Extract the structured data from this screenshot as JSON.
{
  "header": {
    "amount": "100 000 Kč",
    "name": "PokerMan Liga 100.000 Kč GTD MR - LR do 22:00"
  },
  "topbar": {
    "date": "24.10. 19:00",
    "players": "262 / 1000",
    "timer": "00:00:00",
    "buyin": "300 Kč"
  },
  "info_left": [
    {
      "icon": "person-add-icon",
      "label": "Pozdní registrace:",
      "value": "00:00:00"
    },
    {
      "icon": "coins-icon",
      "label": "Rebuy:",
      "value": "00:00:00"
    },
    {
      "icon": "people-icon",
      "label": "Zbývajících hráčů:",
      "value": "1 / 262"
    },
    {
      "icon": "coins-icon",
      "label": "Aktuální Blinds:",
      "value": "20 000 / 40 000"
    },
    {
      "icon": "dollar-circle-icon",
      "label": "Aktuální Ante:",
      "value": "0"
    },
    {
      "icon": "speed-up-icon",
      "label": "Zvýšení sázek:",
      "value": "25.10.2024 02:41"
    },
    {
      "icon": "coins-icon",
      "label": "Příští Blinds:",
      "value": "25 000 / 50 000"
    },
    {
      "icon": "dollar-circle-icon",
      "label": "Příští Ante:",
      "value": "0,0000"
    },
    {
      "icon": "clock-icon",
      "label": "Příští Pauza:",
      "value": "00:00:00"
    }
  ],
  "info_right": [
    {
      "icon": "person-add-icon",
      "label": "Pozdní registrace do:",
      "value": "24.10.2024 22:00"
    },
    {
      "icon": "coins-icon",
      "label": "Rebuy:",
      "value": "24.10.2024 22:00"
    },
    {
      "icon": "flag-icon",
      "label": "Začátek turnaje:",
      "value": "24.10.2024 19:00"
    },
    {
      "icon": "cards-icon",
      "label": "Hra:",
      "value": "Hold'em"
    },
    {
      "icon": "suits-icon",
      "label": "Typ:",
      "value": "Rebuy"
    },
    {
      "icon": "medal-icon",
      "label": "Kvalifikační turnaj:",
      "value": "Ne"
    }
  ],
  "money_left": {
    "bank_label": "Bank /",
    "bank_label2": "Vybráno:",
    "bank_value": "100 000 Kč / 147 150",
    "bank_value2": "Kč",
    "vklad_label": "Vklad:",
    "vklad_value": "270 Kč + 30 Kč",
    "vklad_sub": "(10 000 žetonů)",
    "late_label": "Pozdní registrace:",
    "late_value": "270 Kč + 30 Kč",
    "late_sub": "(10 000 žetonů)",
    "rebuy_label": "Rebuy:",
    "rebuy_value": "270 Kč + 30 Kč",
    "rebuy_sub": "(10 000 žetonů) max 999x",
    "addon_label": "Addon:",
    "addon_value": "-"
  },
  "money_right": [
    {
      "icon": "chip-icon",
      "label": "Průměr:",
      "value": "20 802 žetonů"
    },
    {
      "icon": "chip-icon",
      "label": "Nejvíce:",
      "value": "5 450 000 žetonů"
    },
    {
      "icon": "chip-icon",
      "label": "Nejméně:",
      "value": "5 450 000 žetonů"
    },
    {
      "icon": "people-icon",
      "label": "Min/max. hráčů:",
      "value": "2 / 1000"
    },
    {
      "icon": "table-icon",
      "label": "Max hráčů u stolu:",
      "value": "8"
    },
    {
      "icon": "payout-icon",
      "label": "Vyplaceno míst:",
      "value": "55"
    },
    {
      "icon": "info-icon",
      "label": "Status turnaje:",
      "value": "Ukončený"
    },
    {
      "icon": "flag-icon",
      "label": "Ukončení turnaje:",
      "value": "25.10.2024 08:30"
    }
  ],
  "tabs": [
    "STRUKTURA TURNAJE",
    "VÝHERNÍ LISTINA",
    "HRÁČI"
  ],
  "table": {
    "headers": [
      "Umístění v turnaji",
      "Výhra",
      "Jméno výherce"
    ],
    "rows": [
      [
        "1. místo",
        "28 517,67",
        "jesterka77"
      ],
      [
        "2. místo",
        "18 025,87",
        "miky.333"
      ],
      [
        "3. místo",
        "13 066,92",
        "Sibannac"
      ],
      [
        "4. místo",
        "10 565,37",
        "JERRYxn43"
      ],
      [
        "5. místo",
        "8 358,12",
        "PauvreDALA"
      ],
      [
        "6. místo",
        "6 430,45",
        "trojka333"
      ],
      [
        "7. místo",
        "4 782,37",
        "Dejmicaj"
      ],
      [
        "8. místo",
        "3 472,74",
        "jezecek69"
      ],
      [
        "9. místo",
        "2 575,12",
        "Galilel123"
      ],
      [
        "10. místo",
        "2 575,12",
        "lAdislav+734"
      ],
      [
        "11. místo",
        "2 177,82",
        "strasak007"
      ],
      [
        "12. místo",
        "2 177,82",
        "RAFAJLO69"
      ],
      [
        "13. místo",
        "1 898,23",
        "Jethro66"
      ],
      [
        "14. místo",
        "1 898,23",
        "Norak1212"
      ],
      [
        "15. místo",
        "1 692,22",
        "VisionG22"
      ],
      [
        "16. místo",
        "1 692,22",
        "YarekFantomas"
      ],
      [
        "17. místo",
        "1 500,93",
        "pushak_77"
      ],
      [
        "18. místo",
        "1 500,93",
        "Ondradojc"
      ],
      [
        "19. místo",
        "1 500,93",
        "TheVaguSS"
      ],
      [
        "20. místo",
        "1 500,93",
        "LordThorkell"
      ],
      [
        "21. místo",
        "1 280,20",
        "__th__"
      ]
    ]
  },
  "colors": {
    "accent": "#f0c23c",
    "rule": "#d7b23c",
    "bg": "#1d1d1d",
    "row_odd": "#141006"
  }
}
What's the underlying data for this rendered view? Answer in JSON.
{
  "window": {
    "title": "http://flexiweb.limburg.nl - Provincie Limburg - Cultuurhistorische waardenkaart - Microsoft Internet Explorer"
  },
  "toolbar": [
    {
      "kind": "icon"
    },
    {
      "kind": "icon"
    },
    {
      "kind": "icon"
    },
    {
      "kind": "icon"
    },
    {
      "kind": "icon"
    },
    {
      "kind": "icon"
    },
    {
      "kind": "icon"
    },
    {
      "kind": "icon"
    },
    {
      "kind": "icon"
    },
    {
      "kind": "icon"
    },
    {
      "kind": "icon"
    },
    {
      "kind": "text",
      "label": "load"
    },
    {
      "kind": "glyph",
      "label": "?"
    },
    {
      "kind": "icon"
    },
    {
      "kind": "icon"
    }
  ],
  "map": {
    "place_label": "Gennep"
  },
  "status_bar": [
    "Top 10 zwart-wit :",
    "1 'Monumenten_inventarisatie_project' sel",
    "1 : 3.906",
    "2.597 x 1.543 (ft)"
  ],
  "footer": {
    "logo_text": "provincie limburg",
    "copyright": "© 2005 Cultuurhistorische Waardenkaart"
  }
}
━━━
▸ REQUIREMENTS:
Repeat every line of the data, exactly and in full.

▸ WRITTEN SOLUTION:
Extract the structured data from this screenshot as JSON.
{
  "header": {
    "amount": "100 000 Kč",
    "name": "PokerMan Liga 100.000 Kč GTD MR - LR do 22:00"
  },
  "topbar": {
    "date": "24.10. 19:00",
    "players": "262 / 1000",
    "timer": "00:00:00",
    "buyin": "300 Kč"
  },
  "info_left": [
    {
      "icon": "person-add-icon",
      "label": "Pozdní registrace:",
      "value": "00:00:00"
    },
    {
      "icon": "coins-icon",
      "label": "Rebuy:",
      "value": "00:00:00"
    },
    {
      "icon": "people-icon",
      "label": "Zbývajících hráčů:",
      "value": "1 / 262"
    },
    {
      "icon": "coins-icon",
      "label": "Aktuální Blinds:",
      "value": "20 000 / 40 000"
    },
    {
      "icon": "dollar-circle-icon",
      "label": "Aktuální Ante:",
      "value": "0"
    },
    {
      "icon": "speed-up-icon",
      "label": "Zvýšení sázek:",
      "value": "25.10.2024 02:41"
    },
    {
      "icon": "coins-icon",
      "label": "Příští Blinds:",
      "value": "25 000 / 50 000"
    },
    {
      "icon": "dollar-circle-icon",
      "label": "Příští Ante:",
      "value": "0,0000"
    },
    {
      "icon": "clock-icon",
      "label": "Příští Pauza:",
      "value": "00:00:00"
    }
  ],
  "info_right": [
    {
      "icon": "person-add-icon",
      "label": "Pozdní registrace do:",
      "value": "24.10.2024 22:00"
    },
    {
      "icon": "coins-icon",
      "label": "Rebuy:",
      "value": "24.10.2024 22:00"
    },
    {
      "icon": "flag-icon",
      "label": "Začátek turnaje:",
      "value": "24.10.2024 19:00"
    },
    {
      "icon": "cards-icon",
      "label": "Hra:",
      "value": "Hold'em"
    },
    {
      "icon": "suits-icon",
      "label": "Typ:",
      "value": "Rebuy"
    },
    {
      "icon": "medal-icon",
      "label": "Kvalifikační turnaj:",
      "value": "Ne"
    }
  ],
  "money_left": {
    "bank_label": "Bank /",
    "bank_label2": "Vybráno:",
    "bank_value": "100 000 Kč / 147 150",
    "bank_value2": "Kč",
    "vklad_label": "Vklad:",
    "vklad_value": "270 Kč + 30 Kč",
    "vklad_sub": "(10 000 žetonů)",
    "late_label": "Pozdní registrace:",
    "late_value": "270 Kč + 30 Kč",
    "late_sub": "(10 000 žetonů)",
    "rebuy_label": "Rebuy:",
    "rebuy_value": "270 Kč + 30 Kč",
    "rebuy_sub": "(10 000 žetonů) max 999x",
    "addon_label": "Addon:",
    "addon_value": "-"
  },
  "money_right": [
    {
      "icon": "chip-icon",
      "label": "Průměr:",
      "value": "20 802 žetonů"
    },
    {
      "icon": "chip-icon",
      "label": "Nejvíce:",
      "value": "5 450 000 žetonů"
    },
    {
      "icon": "chip-icon",
      "label": "Nejméně:",
      "value": "5 450 000 žetonů"
    },
    {
      "icon": "people-icon",
      "label": "Min/max. hráčů:",
      "value": "2 / 1000"
    },
    {
      "icon": "table-icon",
      "label": "Max hráčů u stolu:",
      "value": "8"
    },
    {
      "icon": "payout-icon",
      "label": "Vyplaceno míst:",
      "value": "55"
    },
    {
      "icon": "info-icon",
      "label": "Status turnaje:",
      "value": "Ukončený"
    },
    {
      "icon": "flag-icon",
      "label": "Ukončení turnaje:",
      "value": "25.10.2024 08:30"
    }
  ],
  "tabs": [
    "STRUKTURA TURNAJE",
    "VÝHERNÍ LISTINA",
    "HRÁČI"
  ],
  "table": {
    "headers": [
      "Umístění v turnaji",
      "Výhra",
      "Jméno výherce"
    ],
    "rows": [
      [
        "1. místo",
        "28 517,67",
        "jesterka77"
      ],
      [
        "2. místo",
        "18 025,87",
        "miky.333"
      ],
      [
        "3. místo",
        "13 066,92",
        "Sibannac"
      ],
      [
        "4. místo",
        "10 565,37",
        "JERRYxn43"
      ],
      [
        "5. místo",
        "8 358,12",
        "PauvreDALA"
      ],
      [
        "6. místo",
        "6 430,45",
        "trojka333"
      ],
      [
        "7. místo",
        "4 782,37",
        "Dejmicaj"
      ],
      [
        "8. místo",
        "3 472,74",
        "jezecek69"
      ],
      [
        "9. místo",
        "2 575,12",
        "Galilel123"
      ],
      [
        "10. místo",
        "2 575,12",
        "lAdislav+734"
      ],
      [
        "11. místo",
        "2 177,82",
        "strasak007"
      ],
      [
        "12. místo",
        "2 177,82",
        "RAFAJLO69"
      ],
      [
        "13. místo",
        "1 898,23",
        "Jethro66"
      ],
      [
        "14. místo",
        "1 898,23",
        "Norak1212"
      ],
      [
        "15. místo",
        "1 692,22",
        "VisionG22"
      ],
      [
        "16. místo",
        "1 692,22",
        "YarekFantomas"
      ],
      [
        "17. místo",
        "1 500,93",
        "pushak_77"
      ],
      [
        "18. místo",
        "1 500,93",
        "Ondradojc"
      ],
      [
        "19. místo",
        "1 500,93",
        "TheVaguSS"
      ],
      [
        "20. místo",
        "1 500,93",
        "LordThorkell"
      ],
      [
        "21. místo",
        "1 280,20",
        "__th__"
      ]
    ]
  },
  "colors": {
    "accent": "#f0c23c",
    "rule": "#d7b23c",
    "bg": "#1d1d1d",
    "row_odd": "#141006"
  }
}
What's the underlying data for this rendered view? Answer in JSON.
{
  "window": {
    "title": "http://flexiweb.limburg.nl - Provincie Limburg - Cultuurhistorische waardenkaart - Microsoft Internet Explorer"
  },
  "toolbar": [
    {
      "kind": "icon"
    },
    {
      "kind": "icon"
    },
    {
      "kind": "icon"
    },
    {
      "kind": "icon"
    },
    {
      "kind": "icon"
    },
    {
      "kind": "icon"
    },
    {
      "kind": "icon"
    },
    {
      "kind": "icon"
    },
    {
      "kind": "icon"
    },
    {
      "kind": "icon"
    },
    {
      "kind": "icon"
    },
    {
      "kind": "text",
      "label": "load"
    },
    {
      "kind": "glyph",
      "label": "?"
    },
    {
      "kind": "icon"
    },
    {
      "kind": "icon"
    }
  ],
  "map": {
    "place_label": "Gennep"
  },
  "status_bar": [
    "Top 10 zwart-wit :",
    "1 'Monumenten_inventarisatie_project' sel",
    "1 : 3.906",
    "2.597 x 1.543 (ft)"
  ],
  "footer": {
    "logo_text": "provincie limburg",
    "copyright": "© 2005 Cultuurhistorische Waardenkaart"
  }
}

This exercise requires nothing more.